§ **Extract to read**:

The dominant trend in machine learning has been to eschew built-in structure or a priori knowledge of the environment and to discover structure that is in the data or the world through exhaustive search and/or sophisticated statistical learning techniques. Most prior approaches typically require hundreds or thousands of examples in order to learn successfully. As a result, such techniques are inappropriate for the type of real-time interactive learning that is required of autonomous systems that interact with, and learn from humans. By contrast, the present invention explicitly incorporates structure and a priori knowledge of how the world works and how human trainers train, and as a result the system can learn the kinds of things an animal such as a dog learns in a training setting on the basis very few examples (less than a dozen typically.)
A key insight has been to approach the problem of implementing a fast and practical technique for real time learning from the perspective of dog training. This is a valuable point of departure for several reasons:
1. Dogs perform the equivalent of state, action and state-action space discovery several orders of magnitude more quickly than traditional machine learning techniques. This suggests that they may make use of heuristics that drastically reduce the potential search space and are able to construct adequate perceptual models on the basis of relatively few examples. Similarly, the algorithm preferably incorporates heuristics that reduce the search space and focus resources on promising areas.
2. Animal training is best viewed as a coupled system in which the trainer and the animal cooperate so as to guide the animal's exploration of its state, action, and state-action spaces. Dogs seem to be able to draw the “right” lesson from the trainer's actions suggesting that even simple inferences as to the trainer's intent on the part of the dog may be sufficient to radically simply the learning and training process.
3. Animal trainers have developed fast and efficient techniques to train animals based on how they seem to learn The specific techniques used by animal trainers including “clicker training”, “luring” and “shaping” are powerful techniques for guiding the state, action, and state-action space discovery processes even when the trainer's visibility into the internal state of the system is, in fact, limited to what can be inferred from the system's observed behavior.
As illustrated by the preferred embodiment to be described, our computational model addresses the problem of learning in large state and action spaces in several important ways:
First, we take advantage of predictable regularities in the world. For example, our creatures bias their choice of action toward those actions that have been successful at receiving reward in the past. Similarly, they limit their attention to stimuli or cues that occur in a temporal window around an action's onset in order to identify reliable contexts in which to perform the action. Through variations in how the action is performed and by attending to correlations between the action's reliability in producing reward and the state of contemporaneous stimuli, they are performing a local search in a potentially valuable neighborhood.

§ **What the task requires**: Extend the passage above about real-time machine learning modeled on dog training, starting right after its final sentence.

§ **Dataset entries**:
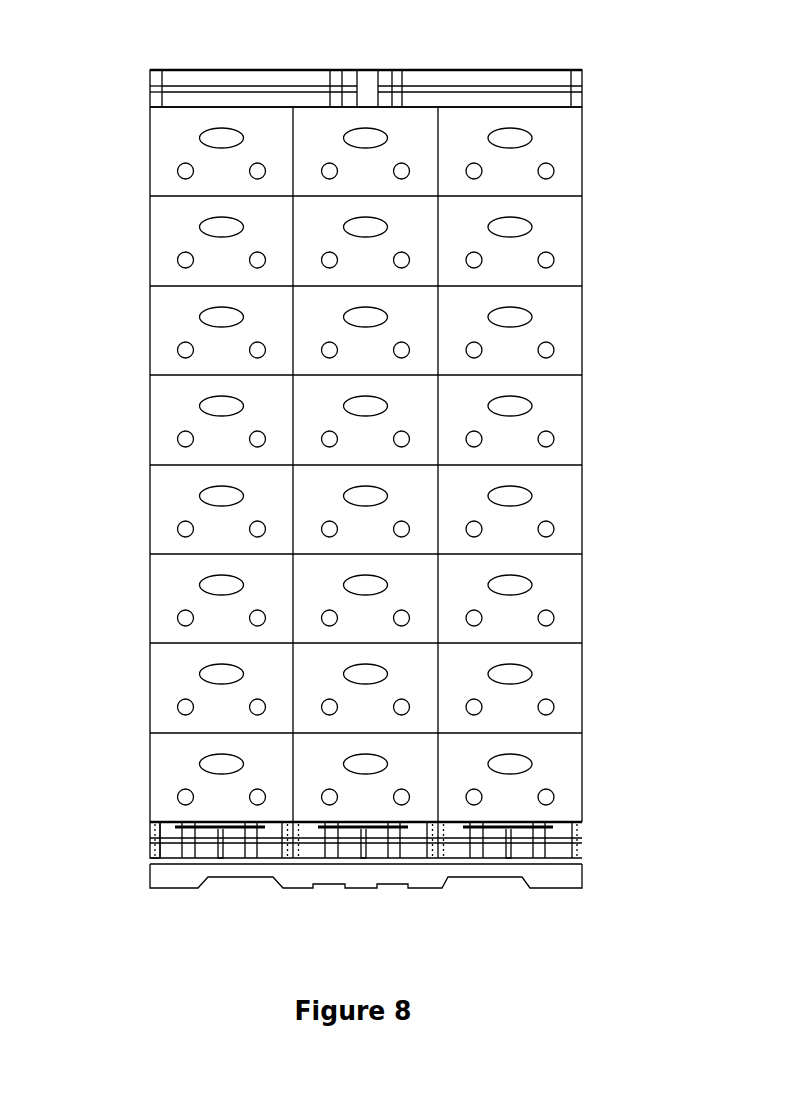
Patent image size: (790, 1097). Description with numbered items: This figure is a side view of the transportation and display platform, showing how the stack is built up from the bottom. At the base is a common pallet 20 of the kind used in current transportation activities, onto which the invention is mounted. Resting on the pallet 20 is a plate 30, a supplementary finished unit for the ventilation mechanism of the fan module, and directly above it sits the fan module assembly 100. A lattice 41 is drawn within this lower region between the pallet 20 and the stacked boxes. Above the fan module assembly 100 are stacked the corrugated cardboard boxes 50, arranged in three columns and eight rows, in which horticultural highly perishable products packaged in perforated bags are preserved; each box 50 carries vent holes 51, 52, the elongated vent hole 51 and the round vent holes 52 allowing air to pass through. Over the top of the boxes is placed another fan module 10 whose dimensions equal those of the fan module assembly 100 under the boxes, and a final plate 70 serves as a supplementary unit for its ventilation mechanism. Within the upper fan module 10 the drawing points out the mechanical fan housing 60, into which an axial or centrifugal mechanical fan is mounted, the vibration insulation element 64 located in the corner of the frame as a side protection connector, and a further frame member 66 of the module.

The fan module 10 is at (586, 89).
The common pallet 20 is at (417, 857).
The plate 30 is at (417, 830).
The lower support lattice 41 is at (415, 811).
The box 50 is at (417, 464).
The vent hole 51 is at (442, 451).
The vent hole 52 is at (431, 484).
The mechanical fan housing 60 is at (480, 58).
The vibration insulation element 64 is at (110, 75).
The top rail inner wall 66 is at (245, 70).
The final plate 70 is at (410, 56).
The fan module assembly 100 is at (149, 842).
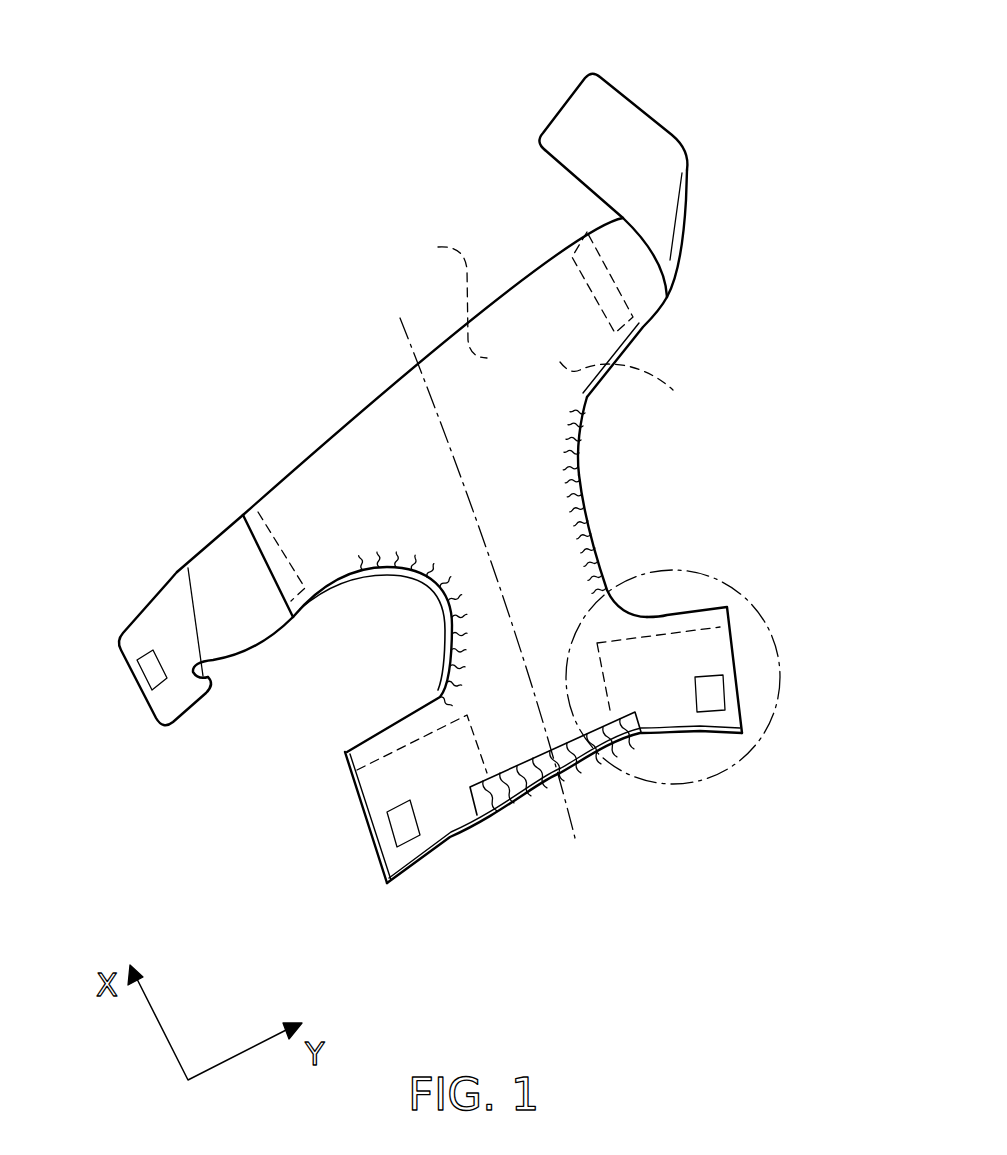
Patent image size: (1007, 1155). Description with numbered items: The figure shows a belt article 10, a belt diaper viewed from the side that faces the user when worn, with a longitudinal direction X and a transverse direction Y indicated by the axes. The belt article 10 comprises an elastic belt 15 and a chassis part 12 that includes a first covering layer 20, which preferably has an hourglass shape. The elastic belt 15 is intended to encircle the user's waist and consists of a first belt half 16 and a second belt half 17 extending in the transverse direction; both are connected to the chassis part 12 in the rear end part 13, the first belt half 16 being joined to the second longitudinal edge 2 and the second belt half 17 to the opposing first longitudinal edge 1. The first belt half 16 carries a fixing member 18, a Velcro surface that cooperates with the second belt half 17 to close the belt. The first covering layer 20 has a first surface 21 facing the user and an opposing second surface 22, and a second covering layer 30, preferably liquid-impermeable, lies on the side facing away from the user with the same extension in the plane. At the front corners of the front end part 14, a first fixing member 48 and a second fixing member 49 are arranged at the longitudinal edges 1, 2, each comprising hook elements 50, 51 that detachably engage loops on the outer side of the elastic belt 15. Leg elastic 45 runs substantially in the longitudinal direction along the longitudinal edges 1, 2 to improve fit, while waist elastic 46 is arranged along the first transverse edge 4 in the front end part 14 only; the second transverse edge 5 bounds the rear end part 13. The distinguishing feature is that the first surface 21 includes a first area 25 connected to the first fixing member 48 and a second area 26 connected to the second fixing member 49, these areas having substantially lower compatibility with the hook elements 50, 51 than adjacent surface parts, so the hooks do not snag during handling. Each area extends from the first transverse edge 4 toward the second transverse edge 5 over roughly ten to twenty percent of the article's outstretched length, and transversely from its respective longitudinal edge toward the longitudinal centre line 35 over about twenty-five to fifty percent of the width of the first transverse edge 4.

The first longitudinal edge 1 is at (597, 550).
The second longitudinal edge 2 is at (447, 612).
The first transverse edge 4 is at (580, 748).
The second transverse edge 5 is at (358, 408).
The belt article 10 is at (187, 288).
The chassis part 12 is at (523, 457).
The rear end part 13 is at (307, 497).
The front end part 14 is at (565, 705).
The elastic belt 15 is at (643, 150).
The first belt half 16 is at (150, 630).
The second belt half 17 is at (602, 113).
The fixing member 18 is at (147, 668).
The first covering layer 20 is at (526, 308).
The first surface 21 is at (543, 400).
The second surface 22 is at (636, 384).
The first area 25 is at (713, 648).
The second area 26 is at (380, 782).
The second covering layer 30 is at (443, 296).
The longitudinal centre line 35 is at (402, 335).
The leg elastic 45 is at (438, 587).
The waist elastic 46 is at (522, 730).
The first fixing member 48 is at (713, 685).
The second fixing member 49 is at (378, 848).
The hook element 50 is at (717, 697).
The hook element 51 is at (393, 815).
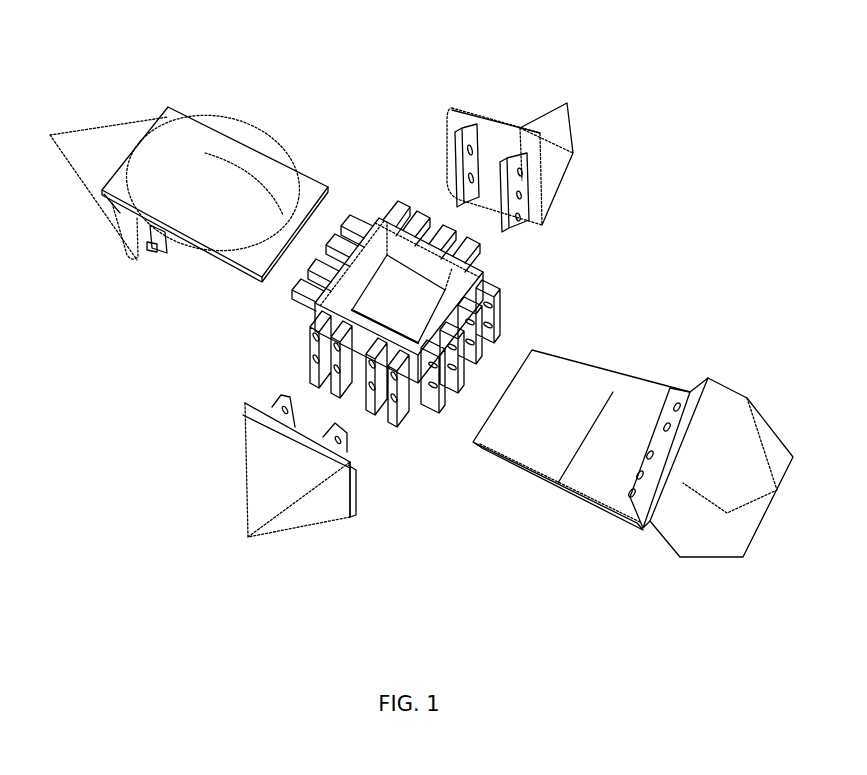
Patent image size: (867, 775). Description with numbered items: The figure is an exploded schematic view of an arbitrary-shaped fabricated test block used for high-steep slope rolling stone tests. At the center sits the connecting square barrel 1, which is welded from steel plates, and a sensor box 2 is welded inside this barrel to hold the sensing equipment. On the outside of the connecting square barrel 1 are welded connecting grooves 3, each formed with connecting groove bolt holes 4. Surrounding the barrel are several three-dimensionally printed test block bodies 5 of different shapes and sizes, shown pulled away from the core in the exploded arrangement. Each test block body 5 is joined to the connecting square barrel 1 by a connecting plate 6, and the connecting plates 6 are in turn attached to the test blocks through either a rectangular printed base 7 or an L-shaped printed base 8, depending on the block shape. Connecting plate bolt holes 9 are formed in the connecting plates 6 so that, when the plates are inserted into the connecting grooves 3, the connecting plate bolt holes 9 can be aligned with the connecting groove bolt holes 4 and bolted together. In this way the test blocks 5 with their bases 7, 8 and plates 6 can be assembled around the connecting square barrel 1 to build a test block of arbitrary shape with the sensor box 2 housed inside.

The connecting square barrel 1 is at (379, 218).
The sensor box 2 is at (437, 291).
The connecting groove 3 is at (393, 400).
The connecting groove bolt hole 4 is at (437, 378).
The test block body 5 is at (157, 132).
The connecting plate 6 is at (167, 247).
The rectangular 3D printing base 7 is at (543, 160).
The L-shaped 3D printing base 8 is at (112, 222).
The connecting plate bolt hole 9 is at (153, 240).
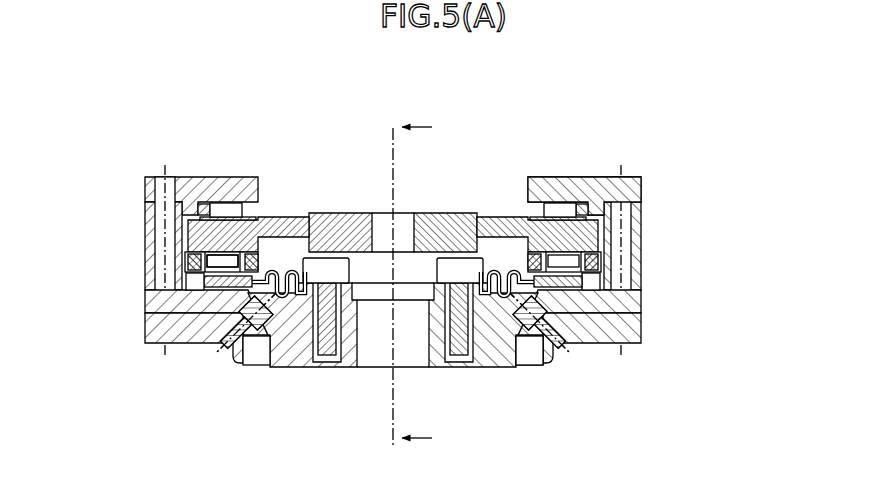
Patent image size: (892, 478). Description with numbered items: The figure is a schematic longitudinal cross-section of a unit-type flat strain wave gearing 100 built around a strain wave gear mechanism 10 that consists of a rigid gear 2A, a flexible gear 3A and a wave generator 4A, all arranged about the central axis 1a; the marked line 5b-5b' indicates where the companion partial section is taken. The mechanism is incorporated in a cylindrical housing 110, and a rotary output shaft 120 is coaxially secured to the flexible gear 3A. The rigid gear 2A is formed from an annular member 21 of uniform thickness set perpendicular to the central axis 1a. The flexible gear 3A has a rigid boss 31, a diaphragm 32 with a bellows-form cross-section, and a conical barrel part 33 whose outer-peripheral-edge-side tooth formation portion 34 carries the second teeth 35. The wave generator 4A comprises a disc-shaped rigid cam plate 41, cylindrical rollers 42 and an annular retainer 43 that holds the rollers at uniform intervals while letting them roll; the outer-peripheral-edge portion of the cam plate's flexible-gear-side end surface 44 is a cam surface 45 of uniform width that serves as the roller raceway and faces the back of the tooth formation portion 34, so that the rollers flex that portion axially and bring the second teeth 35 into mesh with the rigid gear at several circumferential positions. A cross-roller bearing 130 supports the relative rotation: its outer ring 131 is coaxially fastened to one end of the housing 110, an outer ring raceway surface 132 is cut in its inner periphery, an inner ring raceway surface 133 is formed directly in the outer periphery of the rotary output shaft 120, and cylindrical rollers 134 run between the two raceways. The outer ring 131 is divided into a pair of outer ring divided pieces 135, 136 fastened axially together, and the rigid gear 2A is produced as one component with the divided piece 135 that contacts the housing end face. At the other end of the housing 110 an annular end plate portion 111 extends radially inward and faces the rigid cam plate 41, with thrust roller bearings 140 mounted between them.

The unit-type flat strain wave gearing 100 is at (208, 146).
The cylindrical housing 110 is at (408, 224).
The annular end plate portion 111 is at (545, 185).
The rotary output shaft 120 is at (381, 359).
The cross-roller bearing 130 is at (473, 357).
The outer ring 131 is at (473, 331).
The outer ring raceway surface 132 is at (568, 344).
The inner ring raceway surface 133 is at (526, 347).
The cylindrical rollers 134 is at (562, 347).
The outer ring divided piece 135 is at (643, 300).
The outer ring divided piece 136 is at (643, 330).
The thrust roller bearings 140 is at (557, 203).
The central axis 1a is at (386, 169).
The line 5b-5b' 5b is at (427, 115).
The line 5b- 5b' is at (429, 445).
The strain wave gear mechanism 10 is at (478, 236).
The rigid gear 2A is at (592, 294).
The flexible gear 3A is at (597, 275).
The wave generator 4A is at (611, 241).
The annular member 21 is at (550, 280).
The rigid boss 31 is at (293, 305).
The diaphragm 32 is at (264, 348).
The conical barrel part 33 is at (250, 305).
The tooth formation portion 34 is at (185, 335).
The second teeth 35 is at (247, 321).
The rigid cam plate 41 is at (183, 240).
The cylindrical rollers 42 is at (237, 262).
The annular retainer 43 is at (193, 280).
The end surface 44 is at (244, 185).
The cam surface 45 is at (186, 284).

§ **Response below**:
Secondly, we take maximum advantage of any supervisory signals, either explicit or implicit, that the world offers. Biasing the choice of behavior based on consequences is an example of making use of explicit supervisory signals (such as getting a treat). The consequences of the action, however, can also be used as an implicit (secondary) supervisory signal for guiding the exploration of the character's state and action spaces. That is, we use the context of rewarded actions to guide the creation of model-based classifiers for detecting the presence of perceptual cues that seem correlated with the increased reliability of the action in producing positive feedback. The idea is simple: if an action is rewarded we look to see if a potential cue was detected during the action's attention window. If so, we assume that it is a good example of the cue and that example is incorporated into a perceptual model for that the cue. If the action is not rewarded, then we assume that even if the cue was present during the attention window, it was not a “good” example of the cue and any perceptual model of the cue that may exist is left unchanged. In other words, we build models of important sensory cues “on demand”, using rewarded actions as the context for identifying important sensory cues and for guiding the perceptual model of the cue. The practical effect is that fewer models are built and those that are built tend to be more relevant and robust.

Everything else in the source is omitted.